* start Source records *

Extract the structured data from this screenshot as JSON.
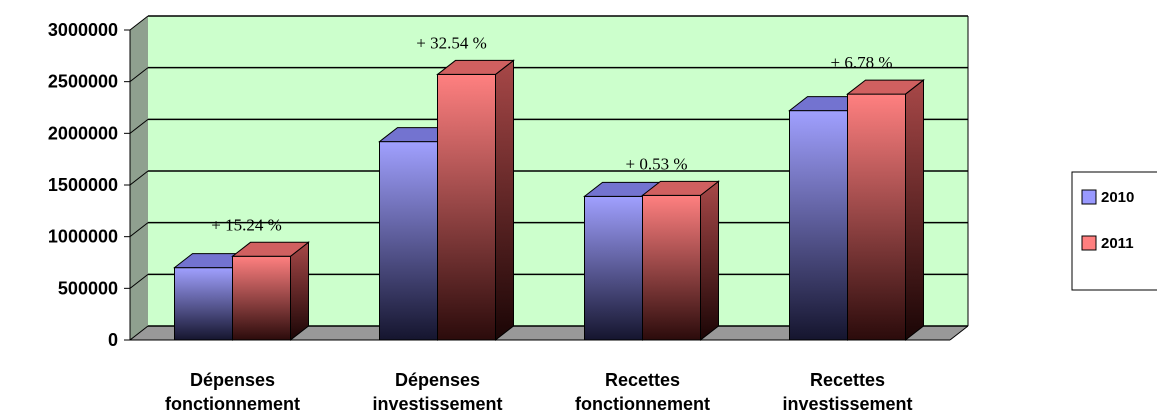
{
  "chart_data": {
    "type": "bar",
    "style": "3d-clustered-column",
    "title": "",
    "xlabel": "",
    "ylabel": "",
    "ylim": [
      0,
      3000000
    ],
    "yticks": [
      0,
      500000,
      1000000,
      1500000,
      2000000,
      2500000,
      3000000
    ],
    "grid": true,
    "legend_position": "right",
    "categories": [
      [
        "Dépenses",
        "fonctionnement"
      ],
      [
        "Dépenses",
        "investissement"
      ],
      [
        "Recettes",
        "fonctionnement"
      ],
      [
        "Recettes",
        "investissement"
      ]
    ],
    "series": [
      {
        "name": "2010",
        "color": "#9999ff",
        "values": [
          700000,
          1920000,
          1390000,
          2220000
        ]
      },
      {
        "name": "2011",
        "color": "#ff7f7f",
        "values": [
          810000,
          2570000,
          1400000,
          2380000
        ]
      }
    ],
    "annotations": [
      "+ 15.24 %",
      "+ 32.54 %",
      "+ 0.53 %",
      "+ 6.78 %"
    ],
    "colors": {
      "wall": "#ccffcc",
      "floor": "#999999",
      "grid": "#000000"
    }
  }
}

* end Source records *

■ Your objective ■
Copy each line above precisely, dropping the pictures.

■ Full response ■
Extract the structured data from this screenshot as JSON.
{
  "chart_data": {
    "type": "bar",
    "style": "3d-clustered-column",
    "title": "",
    "xlabel": "",
    "ylabel": "",
    "ylim": [
      0,
      3000000
    ],
    "yticks": [
      0,
      500000,
      1000000,
      1500000,
      2000000,
      2500000,
      3000000
    ],
    "grid": true,
    "legend_position": "right",
    "categories": [
      [
        "Dépenses",
        "fonctionnement"
      ],
      [
        "Dépenses",
        "investissement"
      ],
      [
        "Recettes",
        "fonctionnement"
      ],
      [
        "Recettes",
        "investissement"
      ]
    ],
    "series": [
      {
        "name": "2010",
        "color": "#9999ff",
        "values": [
          700000,
          1920000,
          1390000,
          2220000
        ]
      },
      {
        "name": "2011",
        "color": "#ff7f7f",
        "values": [
          810000,
          2570000,
          1400000,
          2380000
        ]
      }
    ],
    "annotations": [
      "+ 15.24 %",
      "+ 32.54 %",
      "+ 0.53 %",
      "+ 6.78 %"
    ],
    "colors": {
      "wall": "#ccffcc",
      "floor": "#999999",
      "grid": "#000000"
    }
  }
}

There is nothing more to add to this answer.